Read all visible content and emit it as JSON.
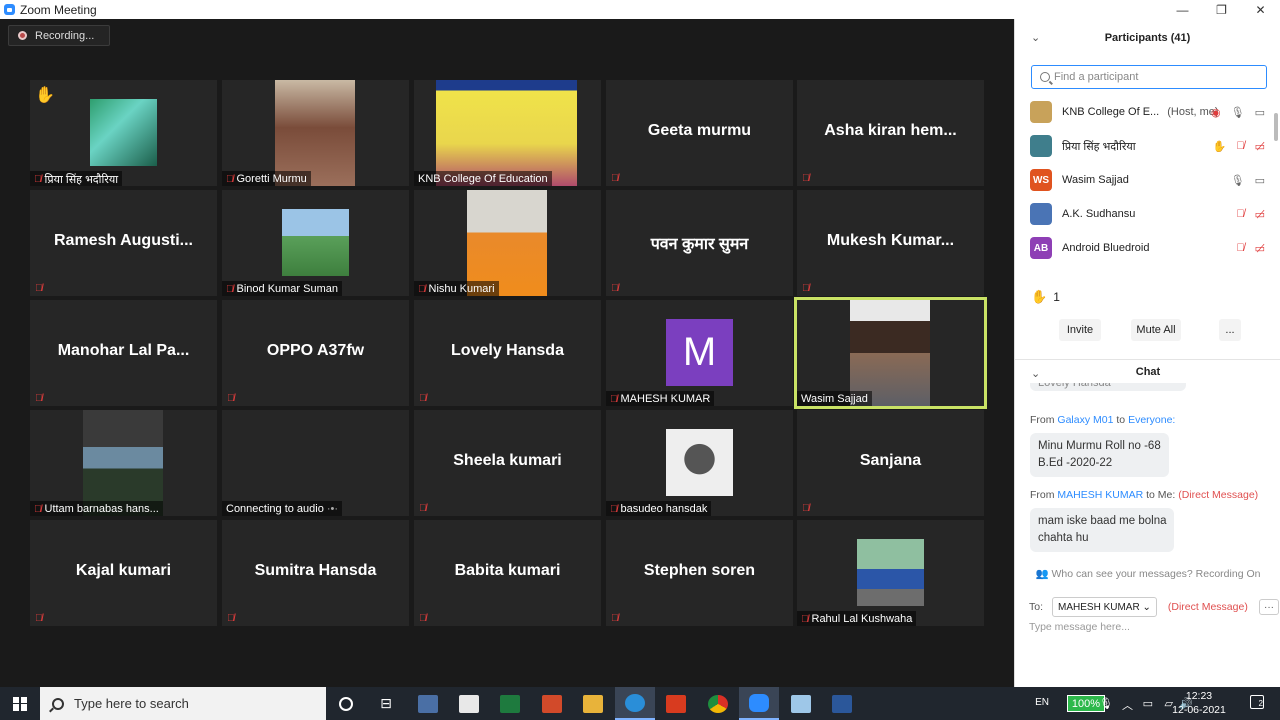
{
  "window": {
    "title": "Zoom Meeting"
  },
  "recording": {
    "label": "Recording..."
  },
  "tiles": [
    {
      "name": "प्रिया सिंह भदौरिया",
      "hand": "✋"
    },
    {
      "name": "Goretti Murmu"
    },
    {
      "name": "KNB College Of Education"
    },
    {
      "big": "Geeta murmu"
    },
    {
      "big": "Asha kiran hem..."
    },
    {
      "big": "Ramesh  Augusti..."
    },
    {
      "name": "Binod Kumar Suman"
    },
    {
      "name": "Nishu Kumari"
    },
    {
      "big": "पवन कुमार सुमन"
    },
    {
      "big": "Mukesh  Kumar..."
    },
    {
      "big": "Manohar Lal Pa..."
    },
    {
      "big": "OPPO A37fw"
    },
    {
      "big": "Lovely Hansda"
    },
    {
      "name": "MAHESH KUMAR",
      "letter": "M"
    },
    {
      "name": "Wasim Sajjad"
    },
    {
      "name": "Uttam barnabas hans..."
    },
    {
      "name": "Connecting to audio"
    },
    {
      "big": "Sheela kumari"
    },
    {
      "name": "basudeo hansdak"
    },
    {
      "big": "Sanjana"
    },
    {
      "big": "Kajal kumari"
    },
    {
      "big": "Sumitra Hansda"
    },
    {
      "big": "Babita kumari"
    },
    {
      "big": "Stephen soren"
    },
    {
      "name": "Rahul Lal Kushwaha"
    }
  ],
  "sidebar": {
    "participants_title": "Participants (41)",
    "search_placeholder": "Find a participant",
    "participants": [
      {
        "name": "KNB College Of E...",
        "note": "(Host, me)",
        "color": "#c8a25a",
        "initials": ""
      },
      {
        "name": "प्रिया सिंह भदौरिया",
        "note": "",
        "color": "#3f7e8c",
        "initials": ""
      },
      {
        "name": "Wasim Sajjad",
        "note": "",
        "color": "#e0531f",
        "initials": "WS"
      },
      {
        "name": "A.K. Sudhansu",
        "note": "",
        "color": "#4a74b5",
        "initials": ""
      },
      {
        "name": "Android Bluedroid",
        "note": "",
        "color": "#8e3fb5",
        "initials": "AB"
      }
    ],
    "raise_count": "1",
    "invite": "Invite",
    "mute_all": "Mute All",
    "more": "...",
    "chat_title": "Chat",
    "chat_prev": "Lovely Hansda",
    "messages": [
      {
        "from_label": "From",
        "sender": "Galaxy M01",
        "to_label": "to",
        "recipient": "Everyone:",
        "dm": "",
        "text1": "Minu Murmu Roll no -68",
        "text2": "B.Ed  -2020-22"
      },
      {
        "from_label": "From",
        "sender": "MAHESH KUMAR",
        "to_label": "to Me:",
        "recipient": "",
        "dm": "(Direct Message)",
        "text1": "mam iske baad me bolna",
        "text2": "chahta hu"
      }
    ],
    "who_can_see": "Who can see your messages? Recording On",
    "to_label": "To:",
    "to_value": "MAHESH KUMAR",
    "to_dm": "(Direct Message)",
    "message_placeholder": "Type message here..."
  },
  "taskbar": {
    "search_placeholder": "Type here to search",
    "lang": "EN",
    "battery": "100%",
    "time": "12:23",
    "date": "12-06-2021",
    "notifications": "2"
  }
}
┄┄┄┄┄┄
**Short task:**
Make an exact reproduction of the listing above, without any pictures.

**Written response:**
Read all visible content and emit it as JSON.
{
  "window": {
    "title": "Zoom Meeting"
  },
  "recording": {
    "label": "Recording..."
  },
  "tiles": [
    {
      "name": "प्रिया सिंह भदौरिया",
      "hand": "✋"
    },
    {
      "name": "Goretti Murmu"
    },
    {
      "name": "KNB College Of Education"
    },
    {
      "big": "Geeta murmu"
    },
    {
      "big": "Asha kiran hem..."
    },
    {
      "big": "Ramesh  Augusti..."
    },
    {
      "name": "Binod Kumar Suman"
    },
    {
      "name": "Nishu Kumari"
    },
    {
      "big": "पवन कुमार सुमन"
    },
    {
      "big": "Mukesh  Kumar..."
    },
    {
      "big": "Manohar Lal Pa..."
    },
    {
      "big": "OPPO A37fw"
    },
    {
      "big": "Lovely Hansda"
    },
    {
      "name": "MAHESH KUMAR",
      "letter": "M"
    },
    {
      "name": "Wasim Sajjad"
    },
    {
      "name": "Uttam barnabas hans..."
    },
    {
      "name": "Connecting to audio"
    },
    {
      "big": "Sheela kumari"
    },
    {
      "name": "basudeo hansdak"
    },
    {
      "big": "Sanjana"
    },
    {
      "big": "Kajal kumari"
    },
    {
      "big": "Sumitra Hansda"
    },
    {
      "big": "Babita kumari"
    },
    {
      "big": "Stephen soren"
    },
    {
      "name": "Rahul Lal Kushwaha"
    }
  ],
  "sidebar": {
    "participants_title": "Participants (41)",
    "search_placeholder": "Find a participant",
    "participants": [
      {
        "name": "KNB College Of E...",
        "note": "(Host, me)",
        "color": "#c8a25a",
        "initials": ""
      },
      {
        "name": "प्रिया सिंह भदौरिया",
        "note": "",
        "color": "#3f7e8c",
        "initials": ""
      },
      {
        "name": "Wasim Sajjad",
        "note": "",
        "color": "#e0531f",
        "initials": "WS"
      },
      {
        "name": "A.K. Sudhansu",
        "note": "",
        "color": "#4a74b5",
        "initials": ""
      },
      {
        "name": "Android Bluedroid",
        "note": "",
        "color": "#8e3fb5",
        "initials": "AB"
      }
    ],
    "raise_count": "1",
    "invite": "Invite",
    "mute_all": "Mute All",
    "more": "...",
    "chat_title": "Chat",
    "chat_prev": "Lovely Hansda",
    "messages": [
      {
        "from_label": "From",
        "sender": "Galaxy M01",
        "to_label": "to",
        "recipient": "Everyone:",
        "dm": "",
        "text1": "Minu Murmu Roll no -68",
        "text2": "B.Ed  -2020-22"
      },
      {
        "from_label": "From",
        "sender": "MAHESH KUMAR",
        "to_label": "to Me:",
        "recipient": "",
        "dm": "(Direct Message)",
        "text1": "mam iske baad me bolna",
        "text2": "chahta hu"
      }
    ],
    "who_can_see": "Who can see your messages? Recording On",
    "to_label": "To:",
    "to_value": "MAHESH KUMAR",
    "to_dm": "(Direct Message)",
    "message_placeholder": "Type message here..."
  },
  "taskbar": {
    "search_placeholder": "Type here to search",
    "lang": "EN",
    "battery": "100%",
    "time": "12:23",
    "date": "12-06-2021",
    "notifications": "2"
  }
}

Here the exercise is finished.